Your objective:
Retype each record below word for word. Leave the pictures out.

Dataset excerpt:
================================

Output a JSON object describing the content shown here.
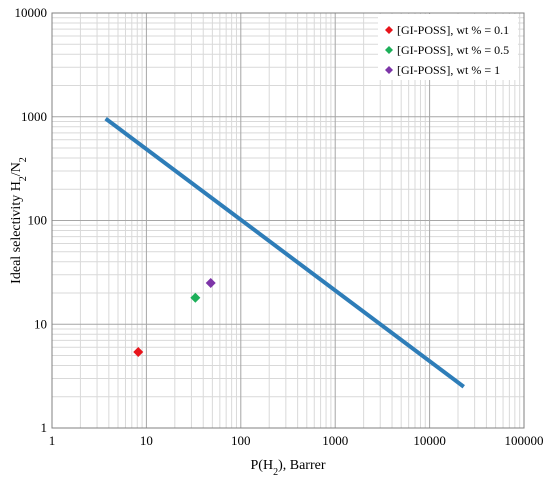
{
  "chart_data": {
    "type": "scatter",
    "title": "",
    "xlabel_parts": [
      {
        "text": "P(H",
        "sub": false
      },
      {
        "text": "2",
        "sub": true
      },
      {
        "text": "), Barrer",
        "sub": false
      }
    ],
    "ylabel_parts": [
      {
        "text": "Ideal selectivity H",
        "sub": false
      },
      {
        "text": "2",
        "sub": true
      },
      {
        "text": "/N",
        "sub": false
      },
      {
        "text": "2",
        "sub": true
      }
    ],
    "xscale": "log",
    "yscale": "log",
    "xlim": [
      1,
      100000
    ],
    "ylim": [
      1,
      10000
    ],
    "x_ticks": [
      1,
      10,
      100,
      1000,
      10000,
      100000
    ],
    "x_tick_labels": [
      "1",
      "10",
      "100",
      "1000",
      "10000",
      "100000"
    ],
    "y_ticks": [
      1,
      10,
      100,
      1000,
      10000
    ],
    "y_tick_labels": [
      "1",
      "10",
      "100",
      "1000",
      "10000"
    ],
    "grid": true,
    "legend_position": "top-right",
    "upper_bound_line": {
      "color": "#2E7DB8",
      "points": [
        [
          3.7,
          960
        ],
        [
          23000,
          2.5
        ]
      ]
    },
    "series": [
      {
        "name": "[GI-POSS], wt % = 0.1",
        "color": "#E8141B",
        "marker": "diamond",
        "points": [
          [
            8.2,
            5.4
          ]
        ]
      },
      {
        "name": "[GI-POSS], wt % = 0.5",
        "color": "#1DB05A",
        "marker": "diamond",
        "points": [
          [
            33,
            18
          ]
        ]
      },
      {
        "name": "[GI-POSS], wt % = 1",
        "color": "#7D35A8",
        "marker": "diamond",
        "points": [
          [
            48,
            25
          ]
        ]
      }
    ]
  }
}
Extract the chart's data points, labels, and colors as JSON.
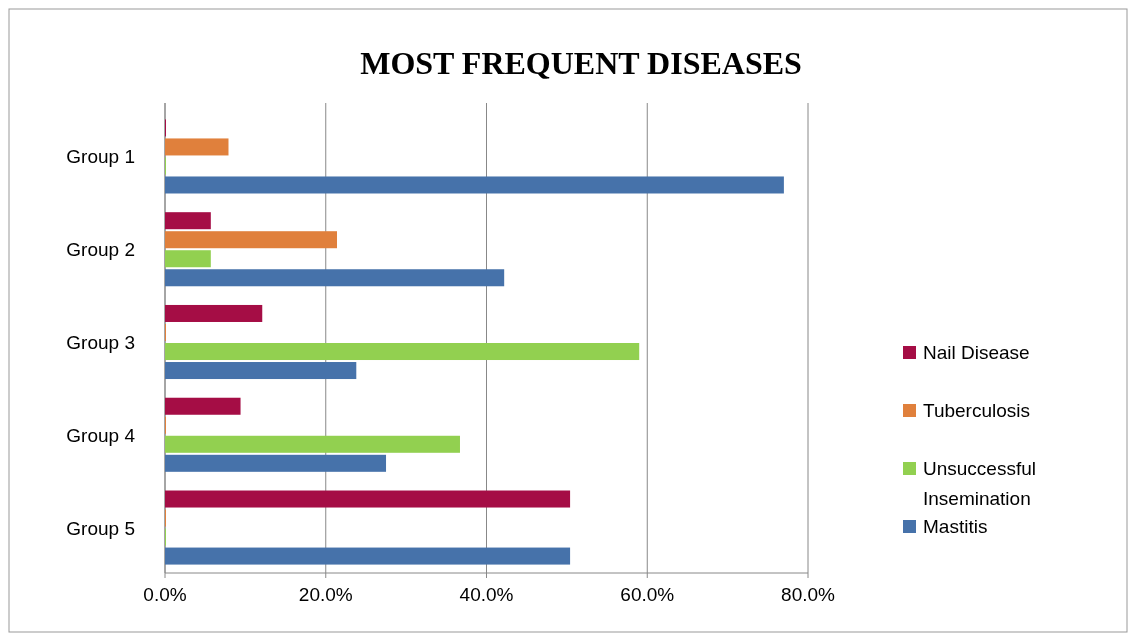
{
  "chart_data": {
    "type": "bar",
    "orientation": "horizontal",
    "title": "MOST FREQUENT DISEASES",
    "categories": [
      "Group 1",
      "Group 2",
      "Group 3",
      "Group 4",
      "Group 5"
    ],
    "series": [
      {
        "name": "Nail Disease",
        "color": "#a50d45",
        "values": [
          0,
          5.7,
          12.1,
          9.4,
          50.4
        ]
      },
      {
        "name": "Tuberculosis",
        "color": "#e0803c",
        "values": [
          7.9,
          21.4,
          0,
          0,
          0
        ]
      },
      {
        "name": "Unsuccessful Insemination",
        "color": "#92d050",
        "values": [
          0,
          5.7,
          59,
          36.7,
          0
        ]
      },
      {
        "name": "Mastitis",
        "color": "#4672aa",
        "values": [
          77,
          42.2,
          23.8,
          27.5,
          50.4
        ]
      }
    ],
    "xlim": [
      0,
      80
    ],
    "xticks": [
      {
        "value": 0,
        "label": "0.0%"
      },
      {
        "value": 20,
        "label": "20.0%"
      },
      {
        "value": 40,
        "label": "40.0%"
      },
      {
        "value": 60,
        "label": "60.0%"
      },
      {
        "value": 80,
        "label": "80.0%"
      }
    ],
    "grid": "x",
    "legend": "right"
  }
}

================================

Exercise result:
Output a JSON object describing the content shown here.
{
  "chart_data": {
    "type": "scatter",
    "title": "",
    "xlabel_parts": [
      {
        "text": "P(H",
        "sub": false
      },
      {
        "text": "2",
        "sub": true
      },
      {
        "text": "), Barrer",
        "sub": false
      }
    ],
    "ylabel_parts": [
      {
        "text": "Ideal selectivity H",
        "sub": false
      },
      {
        "text": "2",
        "sub": true
      },
      {
        "text": "/N",
        "sub": false
      },
      {
        "text": "2",
        "sub": true
      }
    ],
    "xscale": "log",
    "yscale": "log",
    "xlim": [
      1,
      100000
    ],
    "ylim": [
      1,
      10000
    ],
    "x_ticks": [
      1,
      10,
      100,
      1000,
      10000,
      100000
    ],
    "x_tick_labels": [
      "1",
      "10",
      "100",
      "1000",
      "10000",
      "100000"
    ],
    "y_ticks": [
      1,
      10,
      100,
      1000,
      10000
    ],
    "y_tick_labels": [
      "1",
      "10",
      "100",
      "1000",
      "10000"
    ],
    "grid": true,
    "legend_position": "top-right",
    "upper_bound_line": {
      "color": "#2E7DB8",
      "points": [
        [
          3.7,
          960
        ],
        [
          23000,
          2.5
        ]
      ]
    },
    "series": [
      {
        "name": "[GI-POSS], wt % = 0.1",
        "color": "#E8141B",
        "marker": "diamond",
        "points": [
          [
            8.2,
            5.4
          ]
        ]
      },
      {
        "name": "[GI-POSS], wt % = 0.5",
        "color": "#1DB05A",
        "marker": "diamond",
        "points": [
          [
            33,
            18
          ]
        ]
      },
      {
        "name": "[GI-POSS], wt % = 1",
        "color": "#7D35A8",
        "marker": "diamond",
        "points": [
          [
            48,
            25
          ]
        ]
      }
    ]
  }
}
Extract the chart's data points, labels, and colors as JSON.
{
  "chart_data": {
    "type": "bar",
    "orientation": "horizontal",
    "title": "MOST FREQUENT DISEASES",
    "categories": [
      "Group 1",
      "Group 2",
      "Group 3",
      "Group 4",
      "Group 5"
    ],
    "series": [
      {
        "name": "Nail Disease",
        "color": "#a50d45",
        "values": [
          0,
          5.7,
          12.1,
          9.4,
          50.4
        ]
      },
      {
        "name": "Tuberculosis",
        "color": "#e0803c",
        "values": [
          7.9,
          21.4,
          0,
          0,
          0
        ]
      },
      {
        "name": "Unsuccessful Insemination",
        "color": "#92d050",
        "values": [
          0,
          5.7,
          59,
          36.7,
          0
        ]
      },
      {
        "name": "Mastitis",
        "color": "#4672aa",
        "values": [
          77,
          42.2,
          23.8,
          27.5,
          50.4
        ]
      }
    ],
    "xlim": [
      0,
      80
    ],
    "xticks": [
      {
        "value": 0,
        "label": "0.0%"
      },
      {
        "value": 20,
        "label": "20.0%"
      },
      {
        "value": 40,
        "label": "40.0%"
      },
      {
        "value": 60,
        "label": "60.0%"
      },
      {
        "value": 80,
        "label": "80.0%"
      }
    ],
    "grid": "x",
    "legend": "right"
  }
}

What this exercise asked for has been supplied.